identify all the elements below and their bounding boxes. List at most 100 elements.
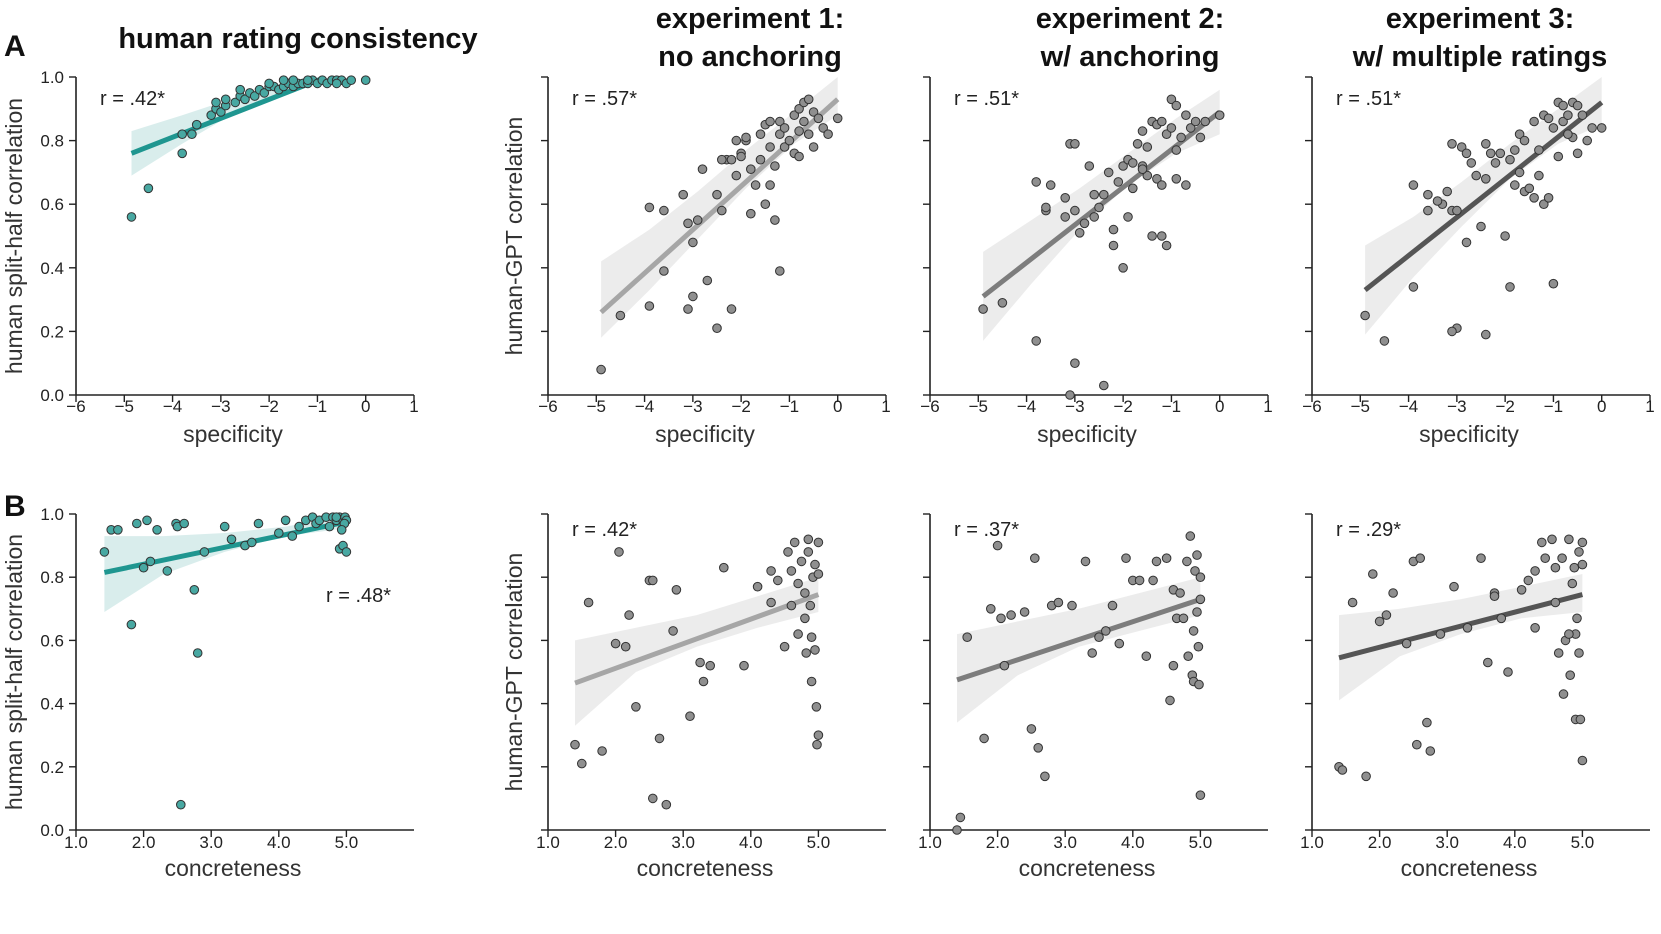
panel-a2-data-point (765, 142, 775, 152)
panel-b2-data-point (766, 597, 776, 608)
panel-a4-data-point (1510, 145, 1520, 155)
panel-b2-data-point (773, 575, 783, 586)
panel-b2-data-point (705, 660, 716, 671)
panel-a1-data-point (278, 75, 289, 85)
panel-a1-data-point (346, 75, 357, 85)
panel-b3-data-point (1087, 648, 1097, 658)
panel-a2-data-point (678, 189, 689, 200)
panel-a1-data-point (259, 88, 270, 98)
panel-b3-data-point (1101, 626, 1111, 636)
panel-b3-data-point (1019, 607, 1030, 617)
panel-a3-x-tick-label: −3 (1065, 397, 1084, 416)
panel-a3-data-point (1113, 177, 1124, 187)
panel-a2-data-point (750, 180, 761, 190)
panel-a4-data-point (1543, 113, 1554, 124)
panel-b3-data-point (1165, 695, 1175, 706)
panel-a4-x-tick-label: 1 (1645, 397, 1654, 416)
panel-b3-data-point (1134, 575, 1145, 586)
panel-a4-data-point (1408, 180, 1419, 190)
panel-a3-data-point (1060, 193, 1070, 203)
panel-a4-data-point (1572, 148, 1583, 159)
panel-a2-data-point (736, 151, 746, 162)
panel-a3-data-point (1031, 336, 1041, 346)
panel-a1-data-point (288, 75, 299, 85)
panel-a2-data-point (596, 364, 606, 375)
panel-a4-data-point (1524, 183, 1535, 194)
panel-a3-data-point (1045, 180, 1056, 190)
panel-a4-data-point (1505, 154, 1515, 165)
panel-a1-x-tick-label: −2 (259, 397, 278, 416)
row-label-a: A (4, 30, 26, 63)
panel-a1-data-point (187, 129, 197, 139)
panel-b4-x-tick-label: 3.0 (1435, 833, 1459, 852)
panel-b2-data-point (695, 657, 705, 668)
panel-a1-data-point (216, 107, 226, 117)
panel-b2-data-point (811, 702, 822, 712)
column-title-3-line2: w/ anchoring (1040, 41, 1220, 73)
panel-b2-y-axis-label: human-GPT correlation (501, 553, 527, 792)
panel-a4-data-point (1534, 170, 1544, 181)
panel-a3-data-point (1041, 202, 1051, 213)
panel-b1-data-point (152, 525, 162, 535)
panel-a2-data-point (746, 208, 756, 219)
panel-a1-data-point (177, 148, 187, 159)
panel-a3-confidence-band (983, 89, 1220, 341)
column-title-3-line1: experiment 2: (1036, 3, 1225, 35)
panel-b1-data-point (274, 528, 284, 538)
panel-a1-y-tick-label: 0.6 (40, 195, 64, 214)
panel-a2-data-point (765, 116, 775, 127)
panel-a3-data-point (978, 304, 988, 314)
panel-b4-data-point (1435, 629, 1446, 639)
panel-b2-data-point (739, 660, 749, 671)
panel-b4-data-point (1574, 648, 1584, 658)
panel-b2-data-point (810, 645, 820, 655)
column-title-2-line1: experiment 1: (656, 3, 845, 35)
panel-b4-data-point (1523, 575, 1534, 586)
panel-b4-data-point (1476, 553, 1486, 564)
panel-a4-data-point (1563, 110, 1573, 120)
panel-a2-y-axis-label: human-GPT correlation (501, 117, 527, 356)
panel-a2-data-point (755, 154, 766, 165)
panel-b1-data-point (324, 521, 335, 532)
panel-b4-data-point (1558, 689, 1569, 699)
panel-b3-data-point (1194, 679, 1204, 690)
panel-a4-x-tick-label: −1 (1544, 397, 1563, 416)
panel-b2-data-point (610, 638, 621, 649)
panel-a3-data-point (1074, 228, 1085, 238)
panel-b4-r-annotation: r = .29* (1336, 519, 1401, 541)
panel-a4-data-point (1490, 158, 1501, 168)
panel-b4-data-point (1415, 553, 1425, 564)
panel-b4-data-point (1577, 755, 1588, 766)
panel-b4-data-point (1577, 537, 1588, 548)
panel-b3-data-point (1080, 556, 1091, 567)
panel-a3-data-point (1132, 139, 1143, 149)
panel-a4-data-point (1553, 151, 1564, 162)
panel-b3-x-tick-label: 3.0 (1053, 833, 1077, 852)
panel-a3-data-point (1118, 161, 1128, 171)
panel-b3-data-point (1033, 743, 1043, 753)
panel-a3-data-point (1089, 212, 1099, 222)
panel-a2-x-tick-label: −2 (731, 397, 750, 416)
panel-a2-data-point (755, 129, 766, 139)
panel-b4-regression-line (1338, 592, 1584, 661)
panel-a3-data-point (1166, 94, 1177, 105)
panel-b3-x-tick-label: 5.0 (1189, 833, 1213, 852)
panel-b3-data-point (1175, 588, 1185, 598)
panel-b2-data-point (779, 641, 790, 652)
panel-b2-data-point (570, 739, 580, 750)
panel-b2-data-point (577, 758, 587, 769)
column-title-1: human rating consistency (118, 23, 477, 55)
panel-b3-data-point (1188, 626, 1199, 636)
panel-a3-data-point (1103, 167, 1114, 178)
panel-b3-data-point (1141, 651, 1152, 662)
panel-b3-data-point (992, 540, 1003, 551)
panel-b3-data-point (1151, 556, 1162, 567)
panel-a4-data-point (1456, 142, 1467, 152)
panel-a4-x-tick-label: 0 (1597, 397, 1606, 416)
panel-a2-x-axis-label: specificity (655, 421, 755, 447)
panel-a2-data-point (775, 266, 785, 276)
panel-a4-x-axis-label: specificity (1419, 421, 1519, 447)
panel-a4-data-point (1442, 186, 1452, 197)
panel-a3-data-point (1108, 224, 1119, 235)
panel-a4-data-point (1548, 123, 1559, 133)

━━━━━━

Copy word for word the lines in the records above, starting with the line that contains "panel-a2-data-point (765, 142, 775, 152)" and going on through the line that contains "panel-a4-data-point (1408, 180, 1419, 190)", with both of those lines included.

*Correct response*
panel-a2-data-point (765, 142, 775, 152)
panel-b2-data-point (766, 597, 776, 608)
panel-a4-data-point (1510, 145, 1520, 155)
panel-b2-data-point (773, 575, 783, 586)
panel-b2-data-point (705, 660, 716, 671)
panel-a1-data-point (278, 75, 289, 85)
panel-a1-data-point (346, 75, 357, 85)
panel-b3-data-point (1087, 648, 1097, 658)
panel-a2-data-point (678, 189, 689, 200)
panel-a1-data-point (259, 88, 270, 98)
panel-b3-data-point (1101, 626, 1111, 636)
panel-b3-data-point (1019, 607, 1030, 617)
panel-a3-x-tick-label: −3 (1065, 397, 1084, 416)
panel-a3-data-point (1113, 177, 1124, 187)
panel-a2-data-point (750, 180, 761, 190)
panel-a4-data-point (1543, 113, 1554, 124)
panel-b3-data-point (1165, 695, 1175, 706)
panel-a4-x-tick-label: 1 (1645, 397, 1654, 416)
panel-b3-data-point (1134, 575, 1145, 586)
panel-a4-data-point (1408, 180, 1419, 190)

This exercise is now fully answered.